── Excerpt to read

1.Load Original DenseNet Model
# Hyperparameters
batch_size = 128
num_classes = 10
epochs = 100
l = 12
num_filter = 36 #added 24 more filters
compression = 0.5
dropout_rate = 0.2
img_height, img_width, channel = 32, 32, 3
# Dense Block
# removed the dropout
def add_denseblock(input, num_filter = 12, dropout_rate = 0.2):
global compression
temp = input
for _ in range(l):
BatchNorm = BatchNormalization()(temp)
relu = Activation('relu')(BatchNorm)
Conv2D_3_3 = Conv2D(int(num_filter*compression), (3,3), use_bias=False ,padding='same')(relu)
#if dropout_rate>0:
# Conv2D_3_3 = Dropout2D(dropout_rate)(Conv2D_3_3)
concat = Concatenate(axis=-1)([temp,Conv2D_3_3])
temp = concat
return temp
def add_transition(input, num_filter = 12, dropout_rate = 0.2):
global compression
BatchNorm = BatchNormalization()(input)
relu = Activation('relu')(BatchNorm)
Conv2D_BottleNeck = Conv2D(int(num_filter*compression), (1,1), use_bias=False, kernel_regularizer = regularizers.l1() ,padding='same')(relu)
#if dropout_rate>0:
#Conv2D_BottleNeck = Dropout2D(dropout_rate)(Conv2D_BottleNeck)
avg = AveragePooling2D(pool_size=(2,2))(Conv2D_BottleNeck)
return avg
# converted the last Dense Layer to a Fully Convolution N/w as use of Dense Layer was prohibited
def output_layer(input):
global compression
BatchNorm = BatchNormalization()(input)

────

Given exercise a
Extract from the rows every line, starting with the line that contains "my-courses-label: Мои курсы" and going on through the line that contains "reload-button[interactable]: ↻ xyxy=(73,39,99,65)", and reproduce each one verbatim.

── Record set

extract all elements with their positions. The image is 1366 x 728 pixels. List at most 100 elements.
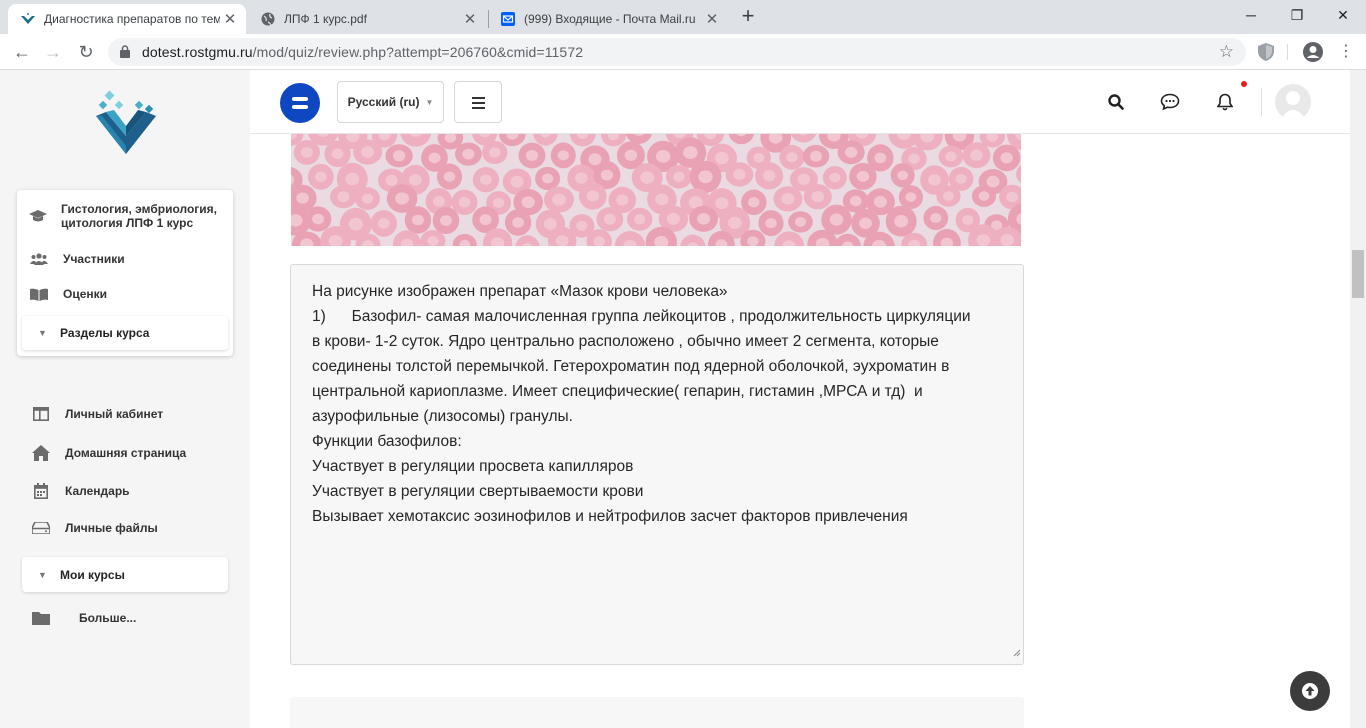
my-courses-label: Мои курсы xyxy=(60,567,125,582)
users-icon xyxy=(29,253,49,265)
red-blood-cell-center xyxy=(666,212,680,225)
red-blood-cell-center xyxy=(986,175,1000,188)
red-blood-cell-center xyxy=(510,175,524,188)
red-blood-cell-center xyxy=(697,213,711,225)
answer-text: На рисунке изображен препарат «Мазок кро… xyxy=(312,279,1012,529)
browser-menu-icon[interactable]: ⋮ xyxy=(1336,43,1356,61)
nav-item-dashboard[interactable]: Личный кабинет xyxy=(31,407,163,421)
red-blood-cell-center xyxy=(747,236,759,246)
tab-title: ЛПФ 1 курс.pdf xyxy=(284,12,367,26)
red-blood-cell-center xyxy=(945,151,957,162)
nav-item-more[interactable]: Больше... xyxy=(31,611,136,625)
profile-icon[interactable] xyxy=(1302,41,1324,68)
my-courses-toggle[interactable]: ▼ Мои курсы xyxy=(22,557,228,592)
book-icon xyxy=(29,288,49,301)
red-blood-cell-center xyxy=(462,148,475,160)
mail-icon xyxy=(500,11,516,27)
next-question-block xyxy=(290,697,1024,728)
minimize-button[interactable]: ─ xyxy=(1228,0,1274,32)
reload-button[interactable]: ↻ xyxy=(73,39,99,65)
dashboard-icon xyxy=(31,407,51,421)
forward-button[interactable]: → xyxy=(40,39,66,65)
red-blood-cell-center xyxy=(748,197,760,208)
red-blood-cell-center xyxy=(331,148,344,160)
answer-line: центральной кариоплазме. Имеет специфиче… xyxy=(312,383,923,400)
search-icon[interactable] xyxy=(1106,92,1126,112)
red-blood-cell-center xyxy=(440,215,452,226)
messages-icon[interactable] xyxy=(1160,92,1180,112)
red-blood-cell-center xyxy=(337,191,350,203)
scrollbar-thumb[interactable] xyxy=(1352,250,1364,298)
toolbar-divider xyxy=(1287,44,1288,60)
red-blood-cell-center xyxy=(765,218,777,229)
menu-button[interactable] xyxy=(454,81,502,123)
restore-button[interactable]: ❐ xyxy=(1274,0,1320,32)
nav-item-grades[interactable]: Оценки xyxy=(29,287,107,301)
course-sections-label: Разделы курса xyxy=(60,326,150,340)
red-blood-cell-center xyxy=(542,173,554,184)
nav-item-participants[interactable]: Участники xyxy=(29,252,125,266)
red-blood-cell-center xyxy=(361,193,374,204)
nav-item-home[interactable]: Домашняя страница xyxy=(31,445,186,461)
back-to-top-button[interactable] xyxy=(1290,671,1330,711)
red-blood-cell-center xyxy=(810,150,822,162)
answer-line: Участвует в регуляции просвета капилляро… xyxy=(312,458,634,475)
nav-item-calendar[interactable]: Календарь xyxy=(31,483,130,499)
red-blood-cell-center xyxy=(715,151,729,165)
arrow-up-circle-icon xyxy=(1302,683,1318,699)
close-tab-icon[interactable]: ✕ xyxy=(460,10,480,28)
user-avatar[interactable] xyxy=(1275,84,1311,120)
sidebar: Гистология, эмбриология, цитология ЛПФ 1… xyxy=(0,70,250,728)
answer-line: в крови- 1-2 суток. Ядро центрально расп… xyxy=(312,333,939,350)
red-blood-cell-center xyxy=(543,218,557,230)
shield-extension-icon[interactable] xyxy=(1258,43,1274,66)
red-blood-cell-center xyxy=(797,173,811,185)
page-scrollbar[interactable] xyxy=(1350,70,1366,728)
close-tab-icon[interactable]: ✕ xyxy=(702,10,722,28)
caret-down-icon: ▼ xyxy=(38,328,47,338)
red-blood-cell-center xyxy=(976,234,991,246)
course-sections-toggle[interactable]: ▼ Разделы курса xyxy=(22,316,228,350)
drawer-toggle-button[interactable] xyxy=(280,83,320,123)
new-tab-button[interactable]: + xyxy=(736,4,760,28)
red-blood-cell-center xyxy=(427,236,439,246)
red-blood-cell-center xyxy=(1000,152,1013,164)
red-blood-cell-center xyxy=(655,150,671,163)
answer-line: Участвует в регуляции свертываемости кро… xyxy=(312,483,644,500)
caret-down-icon: ▼ xyxy=(425,97,434,107)
nav-item-files[interactable]: Личные файлы xyxy=(31,521,158,535)
answer-textarea[interactable]: На рисунке изображен препарат «Мазок кро… xyxy=(290,264,1024,665)
red-blood-cell-center xyxy=(811,191,825,203)
red-blood-cell-center xyxy=(874,152,887,164)
red-blood-cell-center xyxy=(962,215,974,225)
close-tab-icon[interactable]: ✕ xyxy=(220,10,240,28)
red-blood-cell-center xyxy=(683,146,698,159)
red-blood-cell-center xyxy=(733,168,746,180)
back-button[interactable]: ← xyxy=(9,39,35,65)
browser-tab-mail[interactable]: (999) Входящие - Почта Mail.ru ✕ xyxy=(488,4,728,34)
red-blood-cell-center xyxy=(377,218,390,229)
lock-icon xyxy=(120,45,130,63)
browser-tab-quiz[interactable]: Диагностика препаратов по тем ✕ xyxy=(8,4,246,34)
red-blood-cell-center xyxy=(715,197,729,210)
red-blood-cell-center xyxy=(521,196,535,209)
close-window-button[interactable]: ✕ xyxy=(1320,0,1366,32)
red-blood-cell-center xyxy=(616,194,629,206)
resize-handle-icon[interactable] xyxy=(1013,644,1021,662)
language-selector[interactable]: Русский (ru) ▼ xyxy=(337,81,444,123)
caret-down-icon: ▼ xyxy=(38,569,47,580)
notification-badge xyxy=(1241,81,1247,87)
nav-item-label: Больше... xyxy=(79,611,137,625)
red-blood-cell-center xyxy=(493,197,505,208)
red-blood-cell-center xyxy=(762,170,776,182)
notifications-bell-icon[interactable] xyxy=(1215,92,1235,112)
red-blood-cell-center xyxy=(443,171,456,182)
tab-title: (999) Входящие - Почта Mail.ru xyxy=(524,12,696,26)
site-logo[interactable] xyxy=(94,90,158,161)
red-blood-cell-center xyxy=(432,196,445,207)
address-bar[interactable]: dotest.rostgmu.ru/mod/quiz/review.php?at… xyxy=(108,38,1246,66)
nav-item-course[interactable]: Гистология, эмбриология, цитология ЛПФ 1… xyxy=(29,202,229,230)
browser-tab-pdf[interactable]: ЛПФ 1 курс.pdf ✕ xyxy=(248,4,486,34)
bookmark-star-icon[interactable]: ☆ xyxy=(1219,42,1234,62)
red-blood-cell-center xyxy=(600,169,613,181)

────

Given exercise b
Copy the entire DenseNet code excerpt verbatim, line by line.

Exercise result a
my-courses-label: Мои курсы xyxy=(60,567,125,582)
users-icon xyxy=(29,253,49,265)
red-blood-cell-center xyxy=(666,212,680,225)
red-blood-cell-center xyxy=(986,175,1000,188)
red-blood-cell-center xyxy=(510,175,524,188)
red-blood-cell-center xyxy=(697,213,711,225)
answer-text: На рисунке изображен препарат «Мазок кро… xyxy=(312,279,1012,529)
browser-menu-icon[interactable]: ⋮ xyxy=(1336,43,1356,61)
nav-item-dashboard[interactable]: Личный кабинет xyxy=(31,407,163,421)
red-blood-cell-center xyxy=(747,236,759,246)
tab-title: ЛПФ 1 курс.pdf xyxy=(284,12,367,26)
red-blood-cell-center xyxy=(945,151,957,162)
nav-item-more[interactable]: Больше... xyxy=(31,611,136,625)
profile-icon[interactable] xyxy=(1302,41,1324,68)
my-courses-toggle[interactable]: ▼ Мои курсы xyxy=(22,557,228,592)
book-icon xyxy=(29,288,49,301)
red-blood-cell-center xyxy=(462,148,475,160)
mail-icon xyxy=(500,11,516,27)
next-question-block xyxy=(290,697,1024,728)
minimize-button[interactable]: ─ xyxy=(1228,0,1274,32)
reload-button[interactable]: ↻ xyxy=(73,39,99,65)

Exercise result b
1.Load Original DenseNet Model
# Hyperparameters
batch_size = 128
num_classes = 10
epochs = 100
l = 12
num_filter = 36 #added 24 more filters
compression = 0.5
dropout_rate = 0.2
img_height, img_width, channel = 32, 32, 3
# Dense Block
# removed the dropout
def add_denseblock(input, num_filter = 12, dropout_rate = 0.2):
global compression
temp = input
for _ in range(l):
BatchNorm = BatchNormalization()(temp)
relu = Activation('relu')(BatchNorm)
Conv2D_3_3 = Conv2D(int(num_filter*compression), (3,3), use_bias=False ,padding='same')(relu)
#if dropout_rate>0:
# Conv2D_3_3 = Dropout2D(dropout_rate)(Conv2D_3_3)
concat = Concatenate(axis=-1)([temp,Conv2D_3_3])
temp = concat
return temp
def add_transition(input, num_filter = 12, dropout_rate = 0.2):
global compression
BatchNorm = BatchNormalization()(input)
relu = Activation('relu')(BatchNorm)
Conv2D_BottleNeck = Conv2D(int(num_filter*compression), (1,1), use_bias=False, kernel_regularizer = regularizers.l1() ,padding='same')(relu)
#if dropout_rate>0:
#Conv2D_BottleNeck = Dropout2D(dropout_rate)(Conv2D_BottleNeck)
avg = AveragePooling2D(pool_size=(2,2))(Conv2D_BottleNeck)
return avg
# converted the last Dense Layer to a Fully Convolution N/w as use of Dense Layer was prohibited
def output_layer(input):
global compression
BatchNorm = BatchNormalization()(input)